Short exercise: Look through the listing and locate every line containing the word "GLRT"; copy those lines.

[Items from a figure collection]
- - - - -

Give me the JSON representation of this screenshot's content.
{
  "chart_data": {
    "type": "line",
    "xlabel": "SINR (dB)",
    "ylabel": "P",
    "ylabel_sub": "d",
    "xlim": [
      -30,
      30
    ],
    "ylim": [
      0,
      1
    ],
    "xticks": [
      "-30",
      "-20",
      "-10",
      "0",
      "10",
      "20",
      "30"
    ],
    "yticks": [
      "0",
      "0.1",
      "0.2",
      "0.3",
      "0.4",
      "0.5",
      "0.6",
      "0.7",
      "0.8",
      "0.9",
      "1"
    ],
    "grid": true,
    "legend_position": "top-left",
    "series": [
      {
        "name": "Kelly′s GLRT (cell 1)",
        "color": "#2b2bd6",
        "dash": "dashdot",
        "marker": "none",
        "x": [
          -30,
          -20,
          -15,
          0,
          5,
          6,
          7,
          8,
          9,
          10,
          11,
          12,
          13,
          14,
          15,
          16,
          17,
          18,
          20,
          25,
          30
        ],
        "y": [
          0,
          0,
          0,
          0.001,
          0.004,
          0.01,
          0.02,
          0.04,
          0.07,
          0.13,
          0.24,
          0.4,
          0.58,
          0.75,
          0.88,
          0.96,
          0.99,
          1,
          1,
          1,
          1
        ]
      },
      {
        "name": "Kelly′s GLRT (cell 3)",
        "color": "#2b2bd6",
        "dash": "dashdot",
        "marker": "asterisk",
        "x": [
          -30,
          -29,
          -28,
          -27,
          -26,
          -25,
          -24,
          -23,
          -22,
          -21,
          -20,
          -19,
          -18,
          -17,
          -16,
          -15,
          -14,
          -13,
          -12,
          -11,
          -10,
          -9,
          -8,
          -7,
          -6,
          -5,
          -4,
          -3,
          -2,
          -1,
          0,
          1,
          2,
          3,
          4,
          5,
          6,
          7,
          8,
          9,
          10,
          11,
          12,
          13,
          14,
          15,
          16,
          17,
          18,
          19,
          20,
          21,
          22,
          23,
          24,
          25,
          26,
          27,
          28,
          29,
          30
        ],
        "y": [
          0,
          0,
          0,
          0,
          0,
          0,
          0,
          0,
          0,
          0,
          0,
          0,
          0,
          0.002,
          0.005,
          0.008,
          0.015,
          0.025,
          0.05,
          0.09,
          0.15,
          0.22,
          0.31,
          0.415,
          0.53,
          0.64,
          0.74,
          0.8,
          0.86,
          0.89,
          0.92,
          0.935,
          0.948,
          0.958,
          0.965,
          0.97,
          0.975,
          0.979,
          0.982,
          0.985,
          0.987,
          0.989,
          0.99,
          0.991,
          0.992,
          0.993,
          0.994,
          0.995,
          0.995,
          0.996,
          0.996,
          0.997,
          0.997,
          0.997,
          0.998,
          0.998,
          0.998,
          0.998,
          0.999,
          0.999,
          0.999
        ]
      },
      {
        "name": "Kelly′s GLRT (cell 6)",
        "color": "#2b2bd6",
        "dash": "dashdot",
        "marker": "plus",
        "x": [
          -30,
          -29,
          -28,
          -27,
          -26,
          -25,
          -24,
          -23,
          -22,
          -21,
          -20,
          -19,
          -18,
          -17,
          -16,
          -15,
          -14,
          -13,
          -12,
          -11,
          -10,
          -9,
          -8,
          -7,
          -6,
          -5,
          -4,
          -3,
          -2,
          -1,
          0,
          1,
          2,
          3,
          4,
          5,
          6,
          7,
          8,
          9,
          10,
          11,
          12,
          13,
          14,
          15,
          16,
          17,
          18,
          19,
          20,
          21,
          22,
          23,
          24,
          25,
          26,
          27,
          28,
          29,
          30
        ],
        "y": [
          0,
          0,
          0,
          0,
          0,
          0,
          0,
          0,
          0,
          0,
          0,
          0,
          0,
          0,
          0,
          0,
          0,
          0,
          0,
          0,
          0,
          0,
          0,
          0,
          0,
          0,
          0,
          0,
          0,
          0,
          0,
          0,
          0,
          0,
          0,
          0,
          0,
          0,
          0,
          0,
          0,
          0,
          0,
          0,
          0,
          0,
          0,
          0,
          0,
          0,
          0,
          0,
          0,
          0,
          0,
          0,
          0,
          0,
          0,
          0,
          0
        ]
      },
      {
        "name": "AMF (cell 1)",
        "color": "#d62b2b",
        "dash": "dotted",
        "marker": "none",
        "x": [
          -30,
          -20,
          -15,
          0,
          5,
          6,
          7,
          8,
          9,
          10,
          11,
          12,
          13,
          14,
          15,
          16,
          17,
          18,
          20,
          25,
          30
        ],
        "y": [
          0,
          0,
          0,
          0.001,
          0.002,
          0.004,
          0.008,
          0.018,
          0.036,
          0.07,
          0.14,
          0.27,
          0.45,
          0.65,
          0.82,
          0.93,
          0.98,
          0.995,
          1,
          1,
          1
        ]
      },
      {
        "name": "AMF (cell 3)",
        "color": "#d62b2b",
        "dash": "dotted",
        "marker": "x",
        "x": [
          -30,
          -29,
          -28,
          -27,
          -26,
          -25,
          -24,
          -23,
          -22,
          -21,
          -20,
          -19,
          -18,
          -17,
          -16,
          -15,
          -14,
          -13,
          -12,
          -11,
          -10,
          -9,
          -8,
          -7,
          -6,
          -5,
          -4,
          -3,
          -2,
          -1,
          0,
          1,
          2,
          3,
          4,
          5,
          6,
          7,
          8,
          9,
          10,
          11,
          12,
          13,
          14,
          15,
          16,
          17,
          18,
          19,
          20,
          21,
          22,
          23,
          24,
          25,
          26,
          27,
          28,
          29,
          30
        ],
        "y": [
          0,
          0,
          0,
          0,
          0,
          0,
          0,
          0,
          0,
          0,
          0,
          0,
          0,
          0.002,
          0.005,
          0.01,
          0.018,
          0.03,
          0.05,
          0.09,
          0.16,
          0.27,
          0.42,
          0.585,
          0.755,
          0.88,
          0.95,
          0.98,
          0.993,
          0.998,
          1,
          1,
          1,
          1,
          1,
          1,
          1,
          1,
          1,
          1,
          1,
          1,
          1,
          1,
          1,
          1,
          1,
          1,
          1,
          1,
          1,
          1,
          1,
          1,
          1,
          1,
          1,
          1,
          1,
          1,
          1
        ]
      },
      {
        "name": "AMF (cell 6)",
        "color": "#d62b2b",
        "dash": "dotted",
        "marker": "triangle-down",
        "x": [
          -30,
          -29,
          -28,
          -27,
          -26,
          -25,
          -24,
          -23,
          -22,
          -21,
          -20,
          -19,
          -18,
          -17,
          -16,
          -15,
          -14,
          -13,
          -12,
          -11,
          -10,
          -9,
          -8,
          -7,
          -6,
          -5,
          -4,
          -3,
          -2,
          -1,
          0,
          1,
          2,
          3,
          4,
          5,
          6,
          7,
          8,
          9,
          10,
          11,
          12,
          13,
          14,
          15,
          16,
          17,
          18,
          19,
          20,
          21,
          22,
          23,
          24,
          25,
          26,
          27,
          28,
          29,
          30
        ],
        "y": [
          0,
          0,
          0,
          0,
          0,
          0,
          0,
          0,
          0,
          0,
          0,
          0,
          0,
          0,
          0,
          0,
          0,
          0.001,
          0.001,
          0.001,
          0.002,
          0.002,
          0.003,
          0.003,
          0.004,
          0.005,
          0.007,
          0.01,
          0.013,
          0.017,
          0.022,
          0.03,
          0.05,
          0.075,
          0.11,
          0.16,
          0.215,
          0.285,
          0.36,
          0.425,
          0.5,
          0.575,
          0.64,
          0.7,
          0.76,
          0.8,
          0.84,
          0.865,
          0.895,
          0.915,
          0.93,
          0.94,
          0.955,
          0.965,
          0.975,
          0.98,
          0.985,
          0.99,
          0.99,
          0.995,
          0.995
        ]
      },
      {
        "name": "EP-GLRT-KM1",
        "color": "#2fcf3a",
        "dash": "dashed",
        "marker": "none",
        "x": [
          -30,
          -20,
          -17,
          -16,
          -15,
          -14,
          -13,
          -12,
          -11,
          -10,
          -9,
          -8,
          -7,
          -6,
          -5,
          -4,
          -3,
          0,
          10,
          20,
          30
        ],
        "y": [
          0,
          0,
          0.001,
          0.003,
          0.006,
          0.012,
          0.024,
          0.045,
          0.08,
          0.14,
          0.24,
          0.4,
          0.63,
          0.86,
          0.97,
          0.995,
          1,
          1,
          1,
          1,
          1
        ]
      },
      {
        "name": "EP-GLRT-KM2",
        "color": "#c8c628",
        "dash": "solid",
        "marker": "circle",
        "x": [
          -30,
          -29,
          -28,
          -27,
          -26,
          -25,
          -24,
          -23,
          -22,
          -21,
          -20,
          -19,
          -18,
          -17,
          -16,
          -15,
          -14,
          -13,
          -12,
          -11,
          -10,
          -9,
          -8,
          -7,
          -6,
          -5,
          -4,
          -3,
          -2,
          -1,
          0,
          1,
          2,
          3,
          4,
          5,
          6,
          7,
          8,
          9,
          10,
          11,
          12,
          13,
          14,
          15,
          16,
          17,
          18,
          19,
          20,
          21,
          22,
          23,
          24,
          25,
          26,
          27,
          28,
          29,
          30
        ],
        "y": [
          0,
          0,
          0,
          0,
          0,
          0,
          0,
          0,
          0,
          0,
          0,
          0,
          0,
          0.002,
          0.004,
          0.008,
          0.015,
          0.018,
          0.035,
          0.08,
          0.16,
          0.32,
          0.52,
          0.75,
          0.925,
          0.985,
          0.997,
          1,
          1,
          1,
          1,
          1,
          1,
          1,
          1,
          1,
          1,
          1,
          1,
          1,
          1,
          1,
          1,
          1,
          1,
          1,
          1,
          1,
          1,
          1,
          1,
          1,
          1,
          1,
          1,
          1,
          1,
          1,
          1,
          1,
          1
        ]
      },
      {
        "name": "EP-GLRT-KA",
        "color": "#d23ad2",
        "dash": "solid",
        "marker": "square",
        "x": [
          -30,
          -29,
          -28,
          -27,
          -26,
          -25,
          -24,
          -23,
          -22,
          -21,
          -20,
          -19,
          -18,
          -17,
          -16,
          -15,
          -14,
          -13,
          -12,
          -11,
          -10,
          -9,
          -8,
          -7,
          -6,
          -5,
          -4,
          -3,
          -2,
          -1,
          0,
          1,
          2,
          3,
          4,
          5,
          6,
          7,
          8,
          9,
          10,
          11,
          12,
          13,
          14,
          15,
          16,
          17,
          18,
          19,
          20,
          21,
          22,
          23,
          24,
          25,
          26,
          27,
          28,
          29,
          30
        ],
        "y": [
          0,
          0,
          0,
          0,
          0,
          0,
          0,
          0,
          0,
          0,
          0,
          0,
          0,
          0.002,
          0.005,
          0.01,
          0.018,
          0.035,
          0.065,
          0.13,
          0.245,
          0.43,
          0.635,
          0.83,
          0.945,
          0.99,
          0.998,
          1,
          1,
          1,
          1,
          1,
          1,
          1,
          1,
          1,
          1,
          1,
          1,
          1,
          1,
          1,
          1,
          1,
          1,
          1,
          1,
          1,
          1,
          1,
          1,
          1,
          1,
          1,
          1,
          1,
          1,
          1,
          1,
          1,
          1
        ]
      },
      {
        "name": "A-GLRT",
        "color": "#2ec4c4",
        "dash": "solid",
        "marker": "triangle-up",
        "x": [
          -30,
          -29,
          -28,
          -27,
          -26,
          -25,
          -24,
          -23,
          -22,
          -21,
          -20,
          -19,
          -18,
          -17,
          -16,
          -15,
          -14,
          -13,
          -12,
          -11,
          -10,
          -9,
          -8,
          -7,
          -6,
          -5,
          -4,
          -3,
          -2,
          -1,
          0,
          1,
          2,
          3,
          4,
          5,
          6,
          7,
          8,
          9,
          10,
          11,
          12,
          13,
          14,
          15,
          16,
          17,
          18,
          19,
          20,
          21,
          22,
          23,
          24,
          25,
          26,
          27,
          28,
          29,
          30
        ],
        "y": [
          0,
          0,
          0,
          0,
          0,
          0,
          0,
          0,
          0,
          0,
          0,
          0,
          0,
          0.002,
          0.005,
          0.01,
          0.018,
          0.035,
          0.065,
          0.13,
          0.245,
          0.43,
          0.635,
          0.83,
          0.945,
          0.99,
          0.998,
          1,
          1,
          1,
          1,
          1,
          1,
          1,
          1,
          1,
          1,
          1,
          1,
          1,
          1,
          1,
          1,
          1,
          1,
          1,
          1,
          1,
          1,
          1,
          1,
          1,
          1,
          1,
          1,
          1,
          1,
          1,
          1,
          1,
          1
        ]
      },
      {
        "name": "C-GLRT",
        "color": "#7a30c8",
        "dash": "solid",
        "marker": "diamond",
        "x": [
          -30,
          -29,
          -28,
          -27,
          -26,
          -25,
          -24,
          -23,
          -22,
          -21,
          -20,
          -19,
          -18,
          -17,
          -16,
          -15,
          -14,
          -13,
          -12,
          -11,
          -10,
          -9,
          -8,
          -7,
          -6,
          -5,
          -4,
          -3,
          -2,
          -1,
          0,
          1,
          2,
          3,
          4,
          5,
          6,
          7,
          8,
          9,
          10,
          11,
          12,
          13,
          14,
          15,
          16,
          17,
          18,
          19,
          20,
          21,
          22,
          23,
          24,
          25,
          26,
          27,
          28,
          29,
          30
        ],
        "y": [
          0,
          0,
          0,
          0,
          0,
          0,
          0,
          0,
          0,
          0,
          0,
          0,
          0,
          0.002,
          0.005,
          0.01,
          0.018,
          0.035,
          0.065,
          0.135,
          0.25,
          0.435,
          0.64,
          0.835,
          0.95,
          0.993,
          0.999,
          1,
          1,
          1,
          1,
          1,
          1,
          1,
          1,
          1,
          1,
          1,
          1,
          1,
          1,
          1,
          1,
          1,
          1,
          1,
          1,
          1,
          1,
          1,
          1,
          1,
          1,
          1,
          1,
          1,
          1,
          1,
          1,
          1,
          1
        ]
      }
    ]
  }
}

- - - - -

Finished task:
        "name": "Kelly′s GLRT (cell 1)",
        "name": "Kelly′s GLRT (cell 3)",
        "name": "Kelly′s GLRT (cell 6)",
        "name": "EP-GLRT-KM1",
        "name": "EP-GLRT-KM2",
        "name": "EP-GLRT-KA",
        "name": "A-GLRT",
        "name": "C-GLRT",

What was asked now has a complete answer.